● **THE TASK**
Without the images, write out the whole listing exactly.
▬▬▬
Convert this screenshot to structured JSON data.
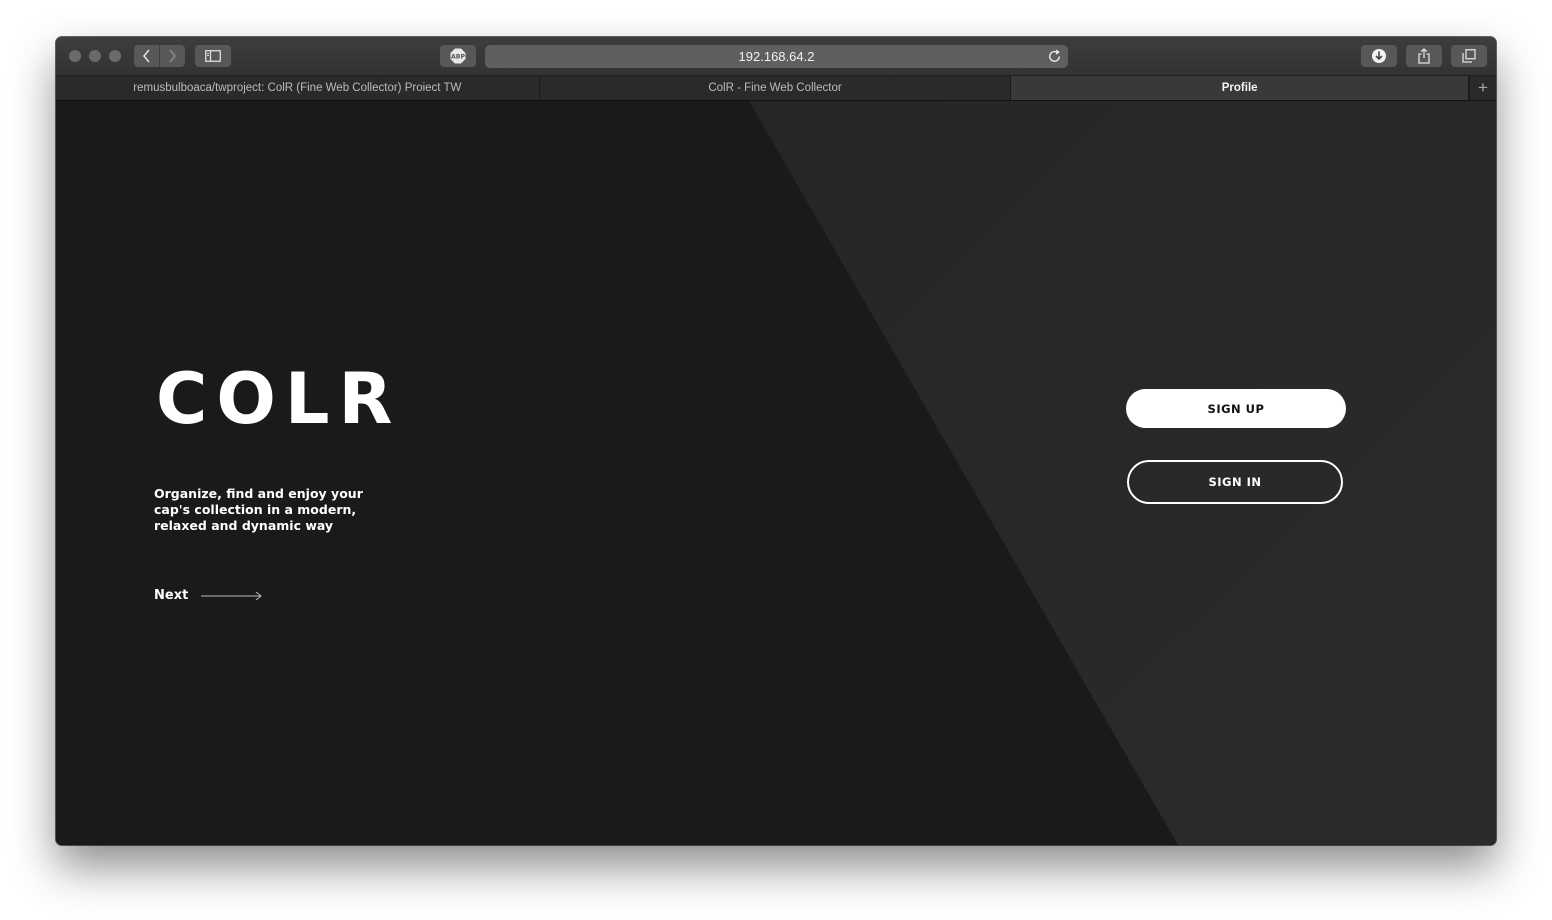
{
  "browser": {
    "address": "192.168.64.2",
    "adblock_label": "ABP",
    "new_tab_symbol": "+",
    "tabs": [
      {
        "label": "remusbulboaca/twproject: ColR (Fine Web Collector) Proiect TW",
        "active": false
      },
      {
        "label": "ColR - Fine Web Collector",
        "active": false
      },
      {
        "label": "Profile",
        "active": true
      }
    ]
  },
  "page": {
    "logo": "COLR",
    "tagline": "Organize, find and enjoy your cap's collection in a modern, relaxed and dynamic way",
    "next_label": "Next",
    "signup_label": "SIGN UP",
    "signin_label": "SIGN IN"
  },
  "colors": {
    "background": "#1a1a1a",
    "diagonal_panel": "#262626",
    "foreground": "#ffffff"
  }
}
▬▬▬
● **IN RESPONSE**
Convert this screenshot to structured JSON data.
{
  "browser": {
    "address": "192.168.64.2",
    "adblock_label": "ABP",
    "new_tab_symbol": "+",
    "tabs": [
      {
        "label": "remusbulboaca/twproject: ColR (Fine Web Collector) Proiect TW",
        "active": false
      },
      {
        "label": "ColR - Fine Web Collector",
        "active": false
      },
      {
        "label": "Profile",
        "active": true
      }
    ]
  },
  "page": {
    "logo": "COLR",
    "tagline": "Organize, find and enjoy your cap's collection in a modern, relaxed and dynamic way",
    "next_label": "Next",
    "signup_label": "SIGN UP",
    "signin_label": "SIGN IN"
  },
  "colors": {
    "background": "#1a1a1a",
    "diagonal_panel": "#262626",
    "foreground": "#ffffff"
  }
}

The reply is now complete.